• EXERCISE GOAL
Show every line below where "this" can be found.

## start EXTRACTED DATA

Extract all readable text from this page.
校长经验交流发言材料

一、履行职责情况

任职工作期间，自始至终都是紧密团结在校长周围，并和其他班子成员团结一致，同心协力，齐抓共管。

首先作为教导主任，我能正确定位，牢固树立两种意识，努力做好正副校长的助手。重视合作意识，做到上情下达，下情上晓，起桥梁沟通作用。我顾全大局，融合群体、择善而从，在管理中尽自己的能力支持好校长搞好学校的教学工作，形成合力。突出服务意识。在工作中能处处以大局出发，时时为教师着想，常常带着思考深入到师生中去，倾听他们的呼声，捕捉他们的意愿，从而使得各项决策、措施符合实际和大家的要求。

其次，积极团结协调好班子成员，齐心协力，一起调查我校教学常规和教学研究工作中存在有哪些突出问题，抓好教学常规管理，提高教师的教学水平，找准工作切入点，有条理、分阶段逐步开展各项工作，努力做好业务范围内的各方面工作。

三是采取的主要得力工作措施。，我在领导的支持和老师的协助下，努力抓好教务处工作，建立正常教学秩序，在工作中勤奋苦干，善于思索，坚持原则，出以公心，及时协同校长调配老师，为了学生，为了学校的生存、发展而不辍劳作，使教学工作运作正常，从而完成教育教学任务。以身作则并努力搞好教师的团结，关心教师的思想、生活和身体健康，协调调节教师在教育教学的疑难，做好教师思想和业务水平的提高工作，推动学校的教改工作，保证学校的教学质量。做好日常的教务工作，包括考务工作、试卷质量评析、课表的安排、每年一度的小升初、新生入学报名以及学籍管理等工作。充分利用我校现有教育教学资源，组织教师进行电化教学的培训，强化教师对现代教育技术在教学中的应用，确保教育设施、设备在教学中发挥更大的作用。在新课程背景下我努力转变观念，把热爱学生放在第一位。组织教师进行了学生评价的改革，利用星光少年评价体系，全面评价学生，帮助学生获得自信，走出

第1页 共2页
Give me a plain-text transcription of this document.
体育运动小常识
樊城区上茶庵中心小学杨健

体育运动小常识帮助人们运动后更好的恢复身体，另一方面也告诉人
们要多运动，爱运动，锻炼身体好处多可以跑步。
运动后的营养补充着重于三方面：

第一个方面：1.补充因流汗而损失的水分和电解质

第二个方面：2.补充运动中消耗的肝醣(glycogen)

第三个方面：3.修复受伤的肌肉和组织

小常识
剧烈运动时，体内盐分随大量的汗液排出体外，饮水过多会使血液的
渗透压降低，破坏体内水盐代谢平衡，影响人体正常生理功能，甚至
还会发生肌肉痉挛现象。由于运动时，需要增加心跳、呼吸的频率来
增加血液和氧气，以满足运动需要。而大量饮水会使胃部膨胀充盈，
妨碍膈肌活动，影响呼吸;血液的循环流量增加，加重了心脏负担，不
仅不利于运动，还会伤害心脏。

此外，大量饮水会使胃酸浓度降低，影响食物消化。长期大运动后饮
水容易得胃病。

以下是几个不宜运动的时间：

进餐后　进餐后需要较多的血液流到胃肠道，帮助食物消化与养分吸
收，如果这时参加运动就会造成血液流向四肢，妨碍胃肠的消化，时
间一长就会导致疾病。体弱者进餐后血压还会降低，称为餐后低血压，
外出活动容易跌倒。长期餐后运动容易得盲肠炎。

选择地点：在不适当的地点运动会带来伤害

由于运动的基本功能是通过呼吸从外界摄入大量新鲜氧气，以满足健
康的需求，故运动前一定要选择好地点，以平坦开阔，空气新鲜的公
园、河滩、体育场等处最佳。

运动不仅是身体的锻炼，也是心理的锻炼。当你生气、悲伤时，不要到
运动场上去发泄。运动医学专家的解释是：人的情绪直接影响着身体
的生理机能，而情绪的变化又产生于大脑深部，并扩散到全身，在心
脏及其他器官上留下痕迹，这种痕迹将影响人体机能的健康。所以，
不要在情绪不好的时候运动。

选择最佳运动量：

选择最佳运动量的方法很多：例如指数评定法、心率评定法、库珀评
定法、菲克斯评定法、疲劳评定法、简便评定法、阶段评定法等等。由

## end EXTRACTED DATA

• OUTPUT OF THE TASK
Extract all readable text from this page.
Give me a plain-text transcription of this document.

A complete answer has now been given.